> _Exercise_
Show each row below that contains the string "file". Treat the match as case-sensitive.
++++++
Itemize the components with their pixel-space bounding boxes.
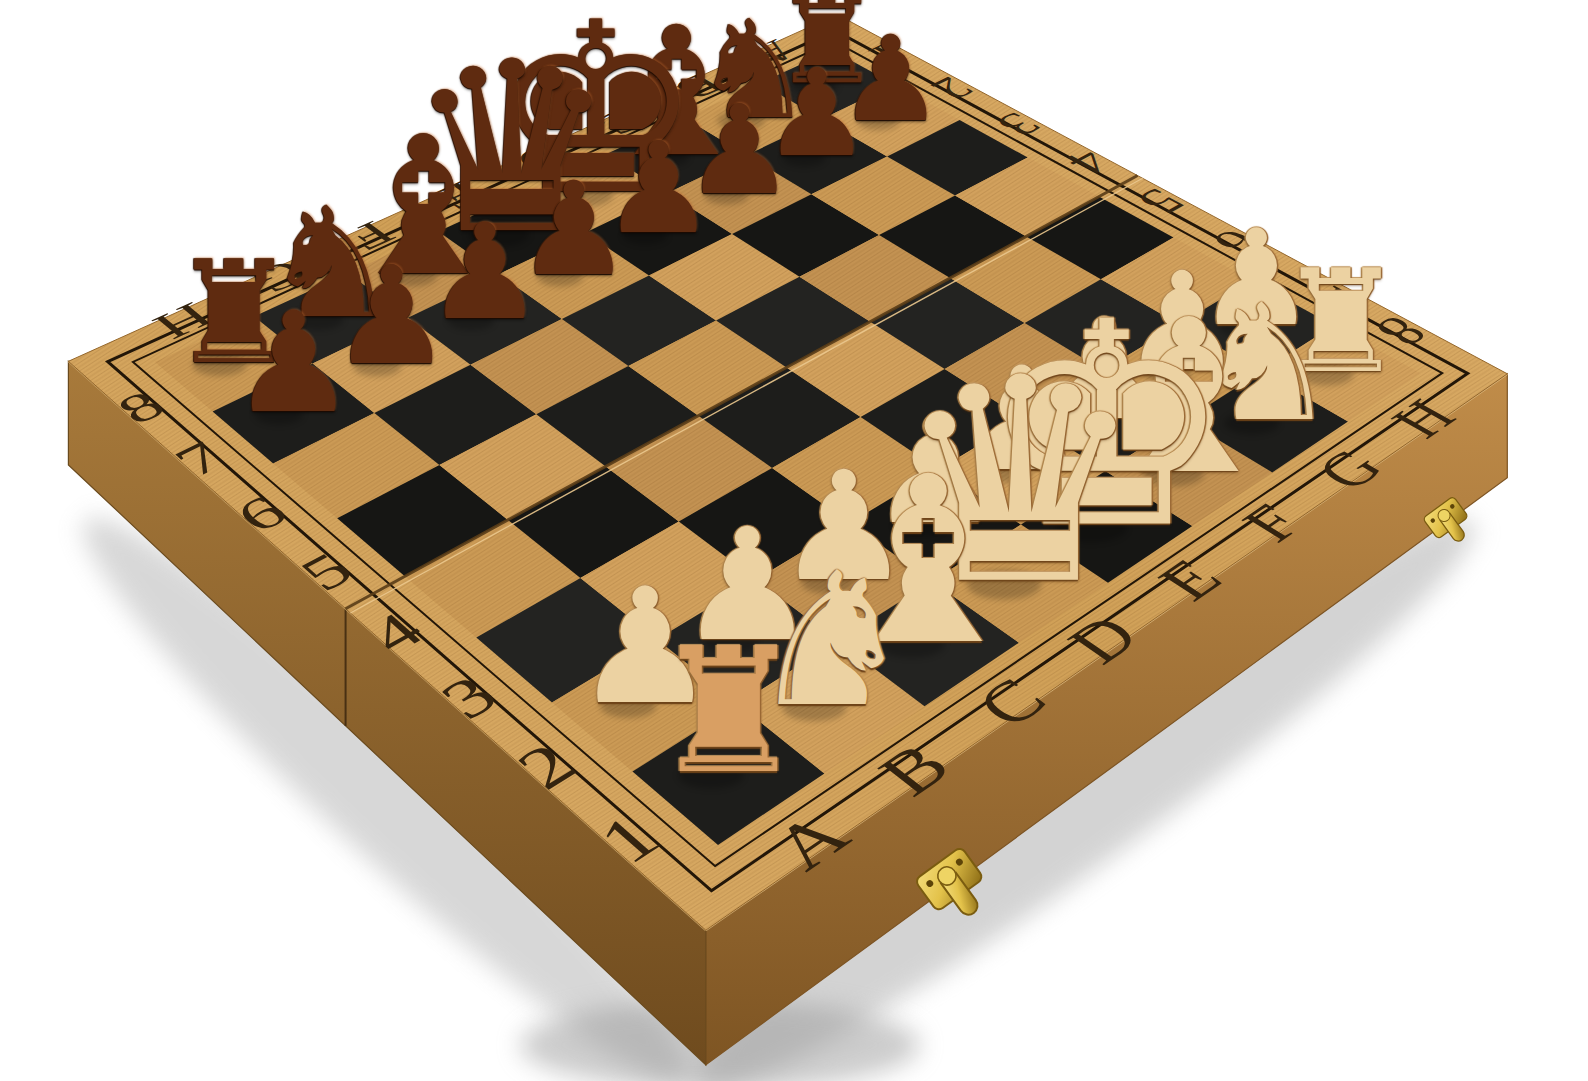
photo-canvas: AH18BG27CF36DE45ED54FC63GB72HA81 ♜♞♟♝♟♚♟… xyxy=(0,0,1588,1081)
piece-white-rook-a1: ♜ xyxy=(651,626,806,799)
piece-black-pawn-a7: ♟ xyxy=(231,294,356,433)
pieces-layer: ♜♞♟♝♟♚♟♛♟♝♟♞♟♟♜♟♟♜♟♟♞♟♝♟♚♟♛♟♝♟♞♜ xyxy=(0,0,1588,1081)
++++++
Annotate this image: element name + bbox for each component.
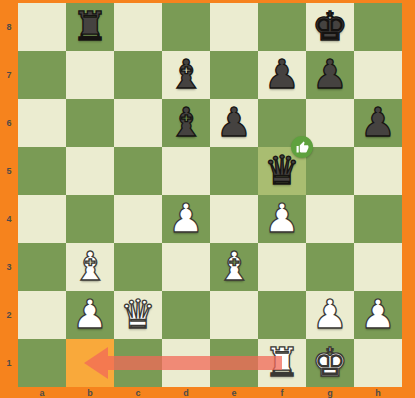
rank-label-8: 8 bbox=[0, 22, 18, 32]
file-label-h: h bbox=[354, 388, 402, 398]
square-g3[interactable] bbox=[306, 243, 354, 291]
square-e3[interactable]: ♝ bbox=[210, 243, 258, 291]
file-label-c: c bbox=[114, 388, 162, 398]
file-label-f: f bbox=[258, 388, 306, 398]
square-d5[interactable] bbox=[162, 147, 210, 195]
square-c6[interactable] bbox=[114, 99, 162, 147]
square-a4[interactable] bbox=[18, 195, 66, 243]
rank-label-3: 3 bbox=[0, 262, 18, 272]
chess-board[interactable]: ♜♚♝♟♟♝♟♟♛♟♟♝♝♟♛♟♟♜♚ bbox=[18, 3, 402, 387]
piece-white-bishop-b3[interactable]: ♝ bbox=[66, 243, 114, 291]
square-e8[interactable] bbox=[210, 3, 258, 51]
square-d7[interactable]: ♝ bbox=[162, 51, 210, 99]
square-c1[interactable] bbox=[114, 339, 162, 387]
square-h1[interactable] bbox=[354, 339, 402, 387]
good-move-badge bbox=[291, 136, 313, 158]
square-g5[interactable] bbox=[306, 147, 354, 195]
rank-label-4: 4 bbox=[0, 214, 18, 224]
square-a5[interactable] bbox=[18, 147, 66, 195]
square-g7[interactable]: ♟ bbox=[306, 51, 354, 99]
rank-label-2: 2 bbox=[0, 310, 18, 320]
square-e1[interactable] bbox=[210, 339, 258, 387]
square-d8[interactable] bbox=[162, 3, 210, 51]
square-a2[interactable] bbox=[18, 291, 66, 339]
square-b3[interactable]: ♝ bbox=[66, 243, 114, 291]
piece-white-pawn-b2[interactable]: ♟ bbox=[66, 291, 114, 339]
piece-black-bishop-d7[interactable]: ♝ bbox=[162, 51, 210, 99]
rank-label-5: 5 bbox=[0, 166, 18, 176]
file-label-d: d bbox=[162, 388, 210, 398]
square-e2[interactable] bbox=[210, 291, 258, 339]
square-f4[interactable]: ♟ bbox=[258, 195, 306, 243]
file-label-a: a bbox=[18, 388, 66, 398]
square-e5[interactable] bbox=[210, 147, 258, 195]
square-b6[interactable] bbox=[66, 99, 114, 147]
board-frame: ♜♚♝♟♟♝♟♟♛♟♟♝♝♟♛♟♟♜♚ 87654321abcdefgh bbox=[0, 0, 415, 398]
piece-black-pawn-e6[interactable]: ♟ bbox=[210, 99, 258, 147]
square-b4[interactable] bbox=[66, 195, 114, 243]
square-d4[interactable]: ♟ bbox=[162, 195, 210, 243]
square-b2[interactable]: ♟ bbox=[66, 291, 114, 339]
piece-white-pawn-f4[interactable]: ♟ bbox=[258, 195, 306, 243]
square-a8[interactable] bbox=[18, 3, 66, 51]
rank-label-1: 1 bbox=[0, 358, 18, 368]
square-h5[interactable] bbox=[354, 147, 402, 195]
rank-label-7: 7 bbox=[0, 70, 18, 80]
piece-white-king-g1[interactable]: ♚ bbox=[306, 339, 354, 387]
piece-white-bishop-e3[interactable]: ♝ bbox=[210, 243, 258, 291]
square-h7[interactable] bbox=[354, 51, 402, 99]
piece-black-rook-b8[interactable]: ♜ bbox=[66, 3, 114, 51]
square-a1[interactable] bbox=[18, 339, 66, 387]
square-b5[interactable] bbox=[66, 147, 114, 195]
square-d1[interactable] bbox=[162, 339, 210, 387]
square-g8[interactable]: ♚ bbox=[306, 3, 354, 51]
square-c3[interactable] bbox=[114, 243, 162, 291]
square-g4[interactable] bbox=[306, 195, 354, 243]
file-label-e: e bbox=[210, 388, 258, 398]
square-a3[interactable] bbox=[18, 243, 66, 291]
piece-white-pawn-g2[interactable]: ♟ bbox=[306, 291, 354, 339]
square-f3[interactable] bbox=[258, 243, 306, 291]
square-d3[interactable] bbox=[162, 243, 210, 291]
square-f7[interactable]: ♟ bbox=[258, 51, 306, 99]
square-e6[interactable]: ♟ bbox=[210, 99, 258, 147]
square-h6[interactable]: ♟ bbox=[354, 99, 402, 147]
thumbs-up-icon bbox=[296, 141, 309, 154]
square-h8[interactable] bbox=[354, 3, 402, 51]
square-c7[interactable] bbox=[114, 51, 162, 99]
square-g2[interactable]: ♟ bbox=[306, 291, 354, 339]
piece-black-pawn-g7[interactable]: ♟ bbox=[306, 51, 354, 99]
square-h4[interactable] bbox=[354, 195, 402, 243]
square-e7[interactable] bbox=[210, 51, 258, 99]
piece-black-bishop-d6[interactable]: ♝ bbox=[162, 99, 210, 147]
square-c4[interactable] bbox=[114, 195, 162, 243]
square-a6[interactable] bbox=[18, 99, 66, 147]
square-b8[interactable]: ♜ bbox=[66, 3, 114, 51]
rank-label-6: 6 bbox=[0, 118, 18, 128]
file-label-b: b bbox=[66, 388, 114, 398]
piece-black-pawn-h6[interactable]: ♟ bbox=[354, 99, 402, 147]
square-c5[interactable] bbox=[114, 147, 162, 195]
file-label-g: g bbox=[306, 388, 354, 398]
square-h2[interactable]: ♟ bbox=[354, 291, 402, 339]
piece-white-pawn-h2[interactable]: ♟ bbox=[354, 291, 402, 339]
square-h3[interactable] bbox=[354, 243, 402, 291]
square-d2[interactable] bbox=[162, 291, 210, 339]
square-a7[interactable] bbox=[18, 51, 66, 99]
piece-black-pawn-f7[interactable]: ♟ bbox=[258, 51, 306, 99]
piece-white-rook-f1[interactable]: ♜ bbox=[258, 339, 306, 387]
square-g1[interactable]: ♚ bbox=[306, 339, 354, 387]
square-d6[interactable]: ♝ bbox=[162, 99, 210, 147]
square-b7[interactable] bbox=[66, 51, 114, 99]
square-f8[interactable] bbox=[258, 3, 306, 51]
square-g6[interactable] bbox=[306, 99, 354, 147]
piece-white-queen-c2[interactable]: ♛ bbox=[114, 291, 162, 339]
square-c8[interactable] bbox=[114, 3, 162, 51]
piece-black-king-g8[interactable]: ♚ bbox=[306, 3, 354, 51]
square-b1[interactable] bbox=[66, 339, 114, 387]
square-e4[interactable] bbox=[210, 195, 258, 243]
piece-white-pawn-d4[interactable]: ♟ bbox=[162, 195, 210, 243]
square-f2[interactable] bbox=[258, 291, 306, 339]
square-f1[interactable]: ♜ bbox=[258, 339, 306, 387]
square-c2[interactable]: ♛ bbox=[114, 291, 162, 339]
++++++
> _Answer to the problem_
file-label-h: h bbox=[354, 388, 402, 398]
file-label-c: c bbox=[114, 388, 162, 398]
file-label-f: f bbox=[258, 388, 306, 398]
file-label-d: d bbox=[162, 388, 210, 398]
file-label-a: a bbox=[18, 388, 66, 398]
file-label-e: e bbox=[210, 388, 258, 398]
file-label-b: b bbox=[66, 388, 114, 398]
file-label-g: g bbox=[306, 388, 354, 398]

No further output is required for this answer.